Dataset extract
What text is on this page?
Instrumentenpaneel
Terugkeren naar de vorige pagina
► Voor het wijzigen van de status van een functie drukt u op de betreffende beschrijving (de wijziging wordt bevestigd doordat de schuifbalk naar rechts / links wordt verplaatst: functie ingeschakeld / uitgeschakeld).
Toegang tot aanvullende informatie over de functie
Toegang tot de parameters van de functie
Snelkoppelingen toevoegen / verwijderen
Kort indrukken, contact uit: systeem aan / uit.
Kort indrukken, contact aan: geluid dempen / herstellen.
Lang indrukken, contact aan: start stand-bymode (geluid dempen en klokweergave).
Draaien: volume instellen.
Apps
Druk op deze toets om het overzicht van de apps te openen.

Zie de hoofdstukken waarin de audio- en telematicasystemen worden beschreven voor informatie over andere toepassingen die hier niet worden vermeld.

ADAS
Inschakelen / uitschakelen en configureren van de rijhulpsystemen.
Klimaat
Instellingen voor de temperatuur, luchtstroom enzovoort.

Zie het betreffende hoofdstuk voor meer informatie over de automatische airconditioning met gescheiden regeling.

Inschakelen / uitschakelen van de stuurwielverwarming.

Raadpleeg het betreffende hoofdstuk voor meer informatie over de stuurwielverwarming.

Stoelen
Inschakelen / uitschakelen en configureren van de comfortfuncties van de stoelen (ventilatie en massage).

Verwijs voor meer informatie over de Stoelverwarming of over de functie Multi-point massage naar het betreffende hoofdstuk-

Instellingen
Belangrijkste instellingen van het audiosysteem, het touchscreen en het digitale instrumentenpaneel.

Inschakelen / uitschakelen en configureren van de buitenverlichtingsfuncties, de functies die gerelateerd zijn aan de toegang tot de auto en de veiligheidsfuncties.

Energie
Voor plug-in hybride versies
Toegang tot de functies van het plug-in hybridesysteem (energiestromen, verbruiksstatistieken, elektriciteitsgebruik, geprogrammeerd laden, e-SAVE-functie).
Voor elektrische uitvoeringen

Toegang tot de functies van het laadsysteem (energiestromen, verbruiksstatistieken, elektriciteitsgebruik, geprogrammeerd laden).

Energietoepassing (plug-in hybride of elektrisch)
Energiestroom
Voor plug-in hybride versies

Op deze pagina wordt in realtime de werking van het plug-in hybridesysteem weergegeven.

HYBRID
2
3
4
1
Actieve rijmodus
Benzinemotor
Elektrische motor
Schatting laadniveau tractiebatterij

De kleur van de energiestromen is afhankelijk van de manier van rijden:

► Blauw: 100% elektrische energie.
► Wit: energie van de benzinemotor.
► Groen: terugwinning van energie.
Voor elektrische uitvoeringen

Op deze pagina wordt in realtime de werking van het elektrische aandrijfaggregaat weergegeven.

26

Directions for this task
Check each line of the listing above for the string "pagina", then report only how many lines have it.

Written solution
3